Given records

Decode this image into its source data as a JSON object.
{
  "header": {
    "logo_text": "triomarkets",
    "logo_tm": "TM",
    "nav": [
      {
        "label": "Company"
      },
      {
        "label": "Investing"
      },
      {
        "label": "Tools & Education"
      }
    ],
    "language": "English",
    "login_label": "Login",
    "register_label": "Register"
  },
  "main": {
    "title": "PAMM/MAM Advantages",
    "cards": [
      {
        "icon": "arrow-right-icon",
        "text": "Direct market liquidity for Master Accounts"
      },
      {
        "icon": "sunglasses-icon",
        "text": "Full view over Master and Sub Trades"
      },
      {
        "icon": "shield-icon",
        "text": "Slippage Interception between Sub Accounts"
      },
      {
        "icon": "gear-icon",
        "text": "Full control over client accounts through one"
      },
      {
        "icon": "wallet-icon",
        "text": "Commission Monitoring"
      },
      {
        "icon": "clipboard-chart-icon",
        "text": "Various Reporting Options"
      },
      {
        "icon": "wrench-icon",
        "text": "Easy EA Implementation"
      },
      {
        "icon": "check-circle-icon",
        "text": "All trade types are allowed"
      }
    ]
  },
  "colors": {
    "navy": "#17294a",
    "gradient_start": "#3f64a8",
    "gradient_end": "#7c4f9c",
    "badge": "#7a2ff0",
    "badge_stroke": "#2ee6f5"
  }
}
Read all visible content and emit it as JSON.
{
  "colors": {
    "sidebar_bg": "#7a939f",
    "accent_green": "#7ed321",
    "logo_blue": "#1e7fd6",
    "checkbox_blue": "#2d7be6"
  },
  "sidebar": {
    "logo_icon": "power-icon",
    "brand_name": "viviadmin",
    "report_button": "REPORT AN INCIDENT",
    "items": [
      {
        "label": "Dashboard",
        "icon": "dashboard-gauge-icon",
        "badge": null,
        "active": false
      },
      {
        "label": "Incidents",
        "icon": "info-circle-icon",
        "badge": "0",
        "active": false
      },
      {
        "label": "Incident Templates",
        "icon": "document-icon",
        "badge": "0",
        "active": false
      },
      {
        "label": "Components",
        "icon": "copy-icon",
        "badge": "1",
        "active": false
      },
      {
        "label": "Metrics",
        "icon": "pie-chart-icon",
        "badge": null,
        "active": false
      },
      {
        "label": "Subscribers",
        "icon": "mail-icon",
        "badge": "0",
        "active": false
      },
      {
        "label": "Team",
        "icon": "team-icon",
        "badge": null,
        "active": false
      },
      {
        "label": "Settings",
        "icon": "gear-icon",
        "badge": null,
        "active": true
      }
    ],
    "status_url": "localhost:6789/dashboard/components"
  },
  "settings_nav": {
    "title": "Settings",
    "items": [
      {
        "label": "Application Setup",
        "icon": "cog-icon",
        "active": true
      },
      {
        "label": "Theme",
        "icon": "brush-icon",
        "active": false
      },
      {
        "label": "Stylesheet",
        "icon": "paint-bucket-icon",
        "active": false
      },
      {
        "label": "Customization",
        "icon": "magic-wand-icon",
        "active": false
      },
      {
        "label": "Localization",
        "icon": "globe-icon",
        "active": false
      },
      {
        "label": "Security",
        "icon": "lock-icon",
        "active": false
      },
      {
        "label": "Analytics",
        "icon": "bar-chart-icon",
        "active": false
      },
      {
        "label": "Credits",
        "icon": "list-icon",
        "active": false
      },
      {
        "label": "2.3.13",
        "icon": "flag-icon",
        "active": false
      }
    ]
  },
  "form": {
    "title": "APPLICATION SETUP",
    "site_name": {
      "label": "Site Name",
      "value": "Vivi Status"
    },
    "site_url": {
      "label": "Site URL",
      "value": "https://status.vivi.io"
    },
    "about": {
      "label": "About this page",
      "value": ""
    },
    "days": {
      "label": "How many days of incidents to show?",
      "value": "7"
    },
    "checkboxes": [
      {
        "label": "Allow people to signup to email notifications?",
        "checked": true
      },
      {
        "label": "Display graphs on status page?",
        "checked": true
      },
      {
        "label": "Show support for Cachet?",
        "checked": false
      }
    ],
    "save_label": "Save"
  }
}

Task brief
In the material above, find each line that contains the word "over", and select it.

The result
        "text": "Full view over Master and Sub Trades"
        "text": "Full control over client accounts through one"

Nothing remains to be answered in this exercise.